REQUIRED TASK
Please print the full listing exactly.

SUPPLIED MATERIAL
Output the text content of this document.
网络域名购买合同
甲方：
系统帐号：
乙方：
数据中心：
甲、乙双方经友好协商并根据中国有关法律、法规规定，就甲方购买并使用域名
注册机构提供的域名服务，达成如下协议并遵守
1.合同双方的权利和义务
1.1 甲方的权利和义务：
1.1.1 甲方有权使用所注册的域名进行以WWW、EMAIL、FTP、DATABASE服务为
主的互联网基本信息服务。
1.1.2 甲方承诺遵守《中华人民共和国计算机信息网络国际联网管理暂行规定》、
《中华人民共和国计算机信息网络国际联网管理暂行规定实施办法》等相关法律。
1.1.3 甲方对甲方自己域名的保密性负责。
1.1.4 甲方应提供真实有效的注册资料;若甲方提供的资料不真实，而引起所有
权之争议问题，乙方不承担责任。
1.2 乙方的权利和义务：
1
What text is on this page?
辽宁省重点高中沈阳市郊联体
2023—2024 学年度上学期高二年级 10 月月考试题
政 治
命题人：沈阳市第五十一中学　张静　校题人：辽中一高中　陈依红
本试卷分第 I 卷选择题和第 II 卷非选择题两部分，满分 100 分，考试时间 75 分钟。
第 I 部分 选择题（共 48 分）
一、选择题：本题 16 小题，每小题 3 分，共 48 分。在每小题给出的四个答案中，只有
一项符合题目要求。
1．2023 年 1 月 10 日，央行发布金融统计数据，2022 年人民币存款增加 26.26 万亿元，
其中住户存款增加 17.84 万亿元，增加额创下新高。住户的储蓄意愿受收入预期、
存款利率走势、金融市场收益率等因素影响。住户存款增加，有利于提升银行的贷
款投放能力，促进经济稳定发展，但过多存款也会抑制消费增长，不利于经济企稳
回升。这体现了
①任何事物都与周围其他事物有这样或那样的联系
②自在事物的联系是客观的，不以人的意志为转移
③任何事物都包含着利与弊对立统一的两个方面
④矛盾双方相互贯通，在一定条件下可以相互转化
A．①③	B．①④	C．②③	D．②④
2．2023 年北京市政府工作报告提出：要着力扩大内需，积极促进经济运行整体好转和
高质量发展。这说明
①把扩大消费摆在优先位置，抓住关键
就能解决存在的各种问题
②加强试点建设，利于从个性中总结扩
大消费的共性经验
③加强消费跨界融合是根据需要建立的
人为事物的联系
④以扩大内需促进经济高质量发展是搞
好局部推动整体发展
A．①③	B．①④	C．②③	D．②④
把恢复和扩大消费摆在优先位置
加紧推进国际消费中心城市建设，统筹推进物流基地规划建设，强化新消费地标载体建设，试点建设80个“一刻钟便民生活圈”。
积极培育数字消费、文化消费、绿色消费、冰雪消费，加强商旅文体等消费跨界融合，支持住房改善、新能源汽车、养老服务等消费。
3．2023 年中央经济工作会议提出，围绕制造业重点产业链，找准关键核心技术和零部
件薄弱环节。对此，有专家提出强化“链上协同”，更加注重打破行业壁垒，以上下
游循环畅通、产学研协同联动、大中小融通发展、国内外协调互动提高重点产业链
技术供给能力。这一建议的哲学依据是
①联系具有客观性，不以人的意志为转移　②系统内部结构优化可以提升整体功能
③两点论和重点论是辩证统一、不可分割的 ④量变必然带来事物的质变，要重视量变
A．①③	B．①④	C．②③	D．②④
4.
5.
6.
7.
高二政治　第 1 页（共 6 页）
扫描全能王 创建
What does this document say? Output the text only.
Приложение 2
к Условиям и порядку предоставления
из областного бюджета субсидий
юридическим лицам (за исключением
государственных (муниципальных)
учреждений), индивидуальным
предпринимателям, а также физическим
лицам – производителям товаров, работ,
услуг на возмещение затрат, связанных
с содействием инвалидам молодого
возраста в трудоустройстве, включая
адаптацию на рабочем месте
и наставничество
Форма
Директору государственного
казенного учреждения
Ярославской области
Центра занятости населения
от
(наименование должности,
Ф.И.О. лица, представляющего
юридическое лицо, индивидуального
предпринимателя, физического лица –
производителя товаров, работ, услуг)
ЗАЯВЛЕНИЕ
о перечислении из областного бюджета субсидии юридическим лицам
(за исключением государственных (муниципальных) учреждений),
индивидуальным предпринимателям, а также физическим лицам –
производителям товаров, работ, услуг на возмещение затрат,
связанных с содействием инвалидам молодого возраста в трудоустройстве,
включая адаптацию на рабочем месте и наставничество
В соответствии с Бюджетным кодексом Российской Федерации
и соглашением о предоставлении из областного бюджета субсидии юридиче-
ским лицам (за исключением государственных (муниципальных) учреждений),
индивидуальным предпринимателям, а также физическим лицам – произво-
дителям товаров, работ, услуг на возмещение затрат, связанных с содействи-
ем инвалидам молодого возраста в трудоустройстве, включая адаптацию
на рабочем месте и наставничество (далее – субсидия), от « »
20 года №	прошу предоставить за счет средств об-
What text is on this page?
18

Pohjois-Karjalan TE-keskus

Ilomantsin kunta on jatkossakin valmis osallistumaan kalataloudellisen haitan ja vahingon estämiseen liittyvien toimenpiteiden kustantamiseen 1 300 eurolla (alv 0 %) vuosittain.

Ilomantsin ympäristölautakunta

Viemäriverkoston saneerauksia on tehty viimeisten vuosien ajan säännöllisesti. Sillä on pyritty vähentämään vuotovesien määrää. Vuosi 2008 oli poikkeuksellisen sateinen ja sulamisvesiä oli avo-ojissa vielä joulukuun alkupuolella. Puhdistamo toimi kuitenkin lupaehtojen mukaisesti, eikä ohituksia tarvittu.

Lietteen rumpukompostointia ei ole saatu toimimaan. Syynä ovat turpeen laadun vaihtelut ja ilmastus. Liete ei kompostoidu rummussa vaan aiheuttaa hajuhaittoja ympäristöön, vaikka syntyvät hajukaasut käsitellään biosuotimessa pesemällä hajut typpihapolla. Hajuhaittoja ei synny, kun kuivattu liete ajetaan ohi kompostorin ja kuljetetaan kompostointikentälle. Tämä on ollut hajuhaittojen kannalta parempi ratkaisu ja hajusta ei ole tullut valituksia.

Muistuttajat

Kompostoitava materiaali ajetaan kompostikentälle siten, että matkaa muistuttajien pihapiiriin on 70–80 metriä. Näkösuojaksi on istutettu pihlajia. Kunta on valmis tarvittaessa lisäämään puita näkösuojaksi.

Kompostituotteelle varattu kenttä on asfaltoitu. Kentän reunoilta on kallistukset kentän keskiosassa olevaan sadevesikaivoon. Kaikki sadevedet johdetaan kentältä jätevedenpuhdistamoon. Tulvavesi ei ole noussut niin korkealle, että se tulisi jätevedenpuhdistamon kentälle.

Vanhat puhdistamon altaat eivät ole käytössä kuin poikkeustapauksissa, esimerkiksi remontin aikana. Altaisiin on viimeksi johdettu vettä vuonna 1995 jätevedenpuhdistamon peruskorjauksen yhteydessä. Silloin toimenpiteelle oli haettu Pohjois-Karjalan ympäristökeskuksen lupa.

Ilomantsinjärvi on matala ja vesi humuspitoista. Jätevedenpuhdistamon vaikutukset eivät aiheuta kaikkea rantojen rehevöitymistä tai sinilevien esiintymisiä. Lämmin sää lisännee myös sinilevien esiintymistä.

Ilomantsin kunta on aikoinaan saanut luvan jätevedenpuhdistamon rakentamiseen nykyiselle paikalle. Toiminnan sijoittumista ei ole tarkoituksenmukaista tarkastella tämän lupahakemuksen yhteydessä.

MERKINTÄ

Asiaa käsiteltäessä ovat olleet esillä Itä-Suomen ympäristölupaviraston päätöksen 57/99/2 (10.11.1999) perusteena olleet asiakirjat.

COMPLETE RESPONSE
Output the text content of this document.
网络域名购买合同
甲方：
系统帐号：
乙方：
数据中心：
甲、乙双方经友好协商并根据中国有关法律、法规规定，就甲方购买并使用域名
注册机构提供的域名服务，达成如下协议并遵守
1.合同双方的权利和义务
1.1 甲方的权利和义务：
1.1.1 甲方有权使用所注册的域名进行以WWW、EMAIL、FTP、DATABASE服务为
主的互联网基本信息服务。
1.1.2 甲方承诺遵守《中华人民共和国计算机信息网络国际联网管理暂行规定》、
《中华人民共和国计算机信息网络国际联网管理暂行规定实施办法》等相关法律。
1.1.3 甲方对甲方自己域名的保密性负责。
1.1.4 甲方应提供真实有效的注册资料;若甲方提供的资料不真实，而引起所有
权之争议问题，乙方不承担责任。
1.2 乙方的权利和义务：
1
What text is on this page?
辽宁省重点高中沈阳市郊联体
2023—2024 学年度上学期高二年级 10 月月考试题
政 治
命题人：沈阳市第五十一中学　张静　校题人：辽中一高中　陈依红
本试卷分第 I 卷选择题和第 II 卷非选择题两部分，满分 100 分，考试时间 75 分钟。
第 I 部分 选择题（共 48 分）
一、选择题：本题 16 小题，每小题 3 分，共 48 分。在每小题给出的四个答案中，只有
一项符合题目要求。
1．2023 年 1 月 10 日，央行发布金融统计数据，2022 年人民币存款增加 26.26 万亿元，
其中住户存款增加 17.84 万亿元，增加额创下新高。住户的储蓄意愿受收入预期、
存款利率走势、金融市场收益率等因素影响。住户存款增加，有利于提升银行的贷
款投放能力，促进经济稳定发展，但过多存款也会抑制消费增长，不利于经济企稳
回升。这体现了
①任何事物都与周围其他事物有这样或那样的联系
②自在事物的联系是客观的，不以人的意志为转移
③任何事物都包含着利与弊对立统一的两个方面
④矛盾双方相互贯通，在一定条件下可以相互转化
A．①③	B．①④	C．②③	D．②④
2．2023 年北京市政府工作报告提出：要着力扩大内需，积极促进经济运行整体好转和
高质量发展。这说明
①把扩大消费摆在优先位置，抓住关键
就能解决存在的各种问题
②加强试点建设，利于从个性中总结扩
大消费的共性经验
③加强消费跨界融合是根据需要建立的
人为事物的联系
④以扩大内需促进经济高质量发展是搞
好局部推动整体发展
A．①③	B．①④	C．②③	D．②④
把恢复和扩大消费摆在优先位置
加紧推进国际消费中心城市建设，统筹推进物流基地规划建设，强化新消费地标载体建设，试点建设80个“一刻钟便民生活圈”。
积极培育数字消费、文化消费、绿色消费、冰雪消费，加强商旅文体等消费跨界融合，支持住房改善、新能源汽车、养老服务等消费。
3．2023 年中央经济工作会议提出，围绕制造业重点产业链，找准关键核心技术和零部
件薄弱环节。对此，有专家提出强化“链上协同”，更加注重打破行业壁垒，以上下
游循环畅通、产学研协同联动、大中小融通发展、国内外协调互动提高重点产业链
技术供给能力。这一建议的哲学依据是
①联系具有客观性，不以人的意志为转移　②系统内部结构优化可以提升整体功能
③两点论和重点论是辩证统一、不可分割的 ④量变必然带来事物的质变，要重视量变
A．①③	B．①④	C．②③	D．②④
4.
5.
6.
7.
高二政治　第 1 页（共 6 页）
扫描全能王 创建
What does this document say? Output the text only.
Приложение 2
к Условиям и порядку предоставления
из областного бюджета субсидий
юридическим лицам (за исключением
государственных (муниципальных)
учреждений), индивидуальным
предпринимателям, а также физическим
лицам – производителям товаров, работ,
услуг на возмещение затрат, связанных
с содействием инвалидам молодого
возраста в трудоустройстве, включая
адаптацию на рабочем месте
и наставничество
Форма
Директору государственного
казенного учреждения
Ярославской области
Центра занятости населения
от
(наименование должности,
Ф.И.О. лица, представляющего
юридическое лицо, индивидуального
предпринимателя, физического лица –
производителя товаров, работ, услуг)
ЗАЯВЛЕНИЕ
о перечислении из областного бюджета субсидии юридическим лицам
(за исключением государственных (муниципальных) учреждений),
индивидуальным предпринимателям, а также физическим лицам –
производителям товаров, работ, услуг на возмещение затрат,
связанных с содействием инвалидам молодого возраста в трудоустройстве,
включая адаптацию на рабочем месте и наставничество
В соответствии с Бюджетным кодексом Российской Федерации
и соглашением о предоставлении из областного бюджета субсидии юридиче-
ским лицам (за исключением государственных (муниципальных) учреждений),
индивидуальным предпринимателям, а также физическим лицам – произво-
дителям товаров, работ, услуг на возмещение затрат, связанных с содействи-
ем инвалидам молодого возраста в трудоустройстве, включая адаптацию
на рабочем месте и наставничество (далее – субсидия), от « »
20 года №	прошу предоставить за счет средств об-
What text is on this page?
18

Pohjois-Karjalan TE-keskus

Ilomantsin kunta on jatkossakin valmis osallistumaan kalataloudellisen haitan ja vahingon estämiseen liittyvien toimenpiteiden kustantamiseen 1 300 eurolla (alv 0 %) vuosittain.

Ilomantsin ympäristölautakunta

Viemäriverkoston saneerauksia on tehty viimeisten vuosien ajan säännöllisesti. Sillä on pyritty vähentämään vuotovesien määrää. Vuosi 2008 oli poikkeuksellisen sateinen ja sulamisvesiä oli avo-ojissa vielä joulukuun alkupuolella. Puhdistamo toimi kuitenkin lupaehtojen mukaisesti, eikä ohituksia tarvittu.

Lietteen rumpukompostointia ei ole saatu toimimaan. Syynä ovat turpeen laadun vaihtelut ja ilmastus. Liete ei kompostoidu rummussa vaan aiheuttaa hajuhaittoja ympäristöön, vaikka syntyvät hajukaasut käsitellään biosuotimessa pesemällä hajut typpihapolla. Hajuhaittoja ei synny, kun kuivattu liete ajetaan ohi kompostorin ja kuljetetaan kompostointikentälle. Tämä on ollut hajuhaittojen kannalta parempi ratkaisu ja hajusta ei ole tullut valituksia.

Muistuttajat

Kompostoitava materiaali ajetaan kompostikentälle siten, että matkaa muistuttajien pihapiiriin on 70–80 metriä. Näkösuojaksi on istutettu pihlajia. Kunta on valmis tarvittaessa lisäämään puita näkösuojaksi.

Kompostituotteelle varattu kenttä on asfaltoitu. Kentän reunoilta on kallistukset kentän keskiosassa olevaan sadevesikaivoon. Kaikki sadevedet johdetaan kentältä jätevedenpuhdistamoon. Tulvavesi ei ole noussut niin korkealle, että se tulisi jätevedenpuhdistamon kentälle.

Vanhat puhdistamon altaat eivät ole käytössä kuin poikkeustapauksissa, esimerkiksi remontin aikana. Altaisiin on viimeksi johdettu vettä vuonna 1995 jätevedenpuhdistamon peruskorjauksen yhteydessä. Silloin toimenpiteelle oli haettu Pohjois-Karjalan ympäristökeskuksen lupa.

Ilomantsinjärvi on matala ja vesi humuspitoista. Jätevedenpuhdistamon vaikutukset eivät aiheuta kaikkea rantojen rehevöitymistä tai sinilevien esiintymisiä. Lämmin sää lisännee myös sinilevien esiintymistä.

Ilomantsin kunta on aikoinaan saanut luvan jätevedenpuhdistamon rakentamiseen nykyiselle paikalle. Toiminnan sijoittumista ei ole tarkoituksenmukaista tarkastella tämän lupahakemuksen yhteydessä.

MERKINTÄ

Asiaa käsiteltäessä ovat olleet esillä Itä-Suomen ympäristölupaviraston päätöksen 57/99/2 (10.11.1999) perusteena olleet asiakirjat.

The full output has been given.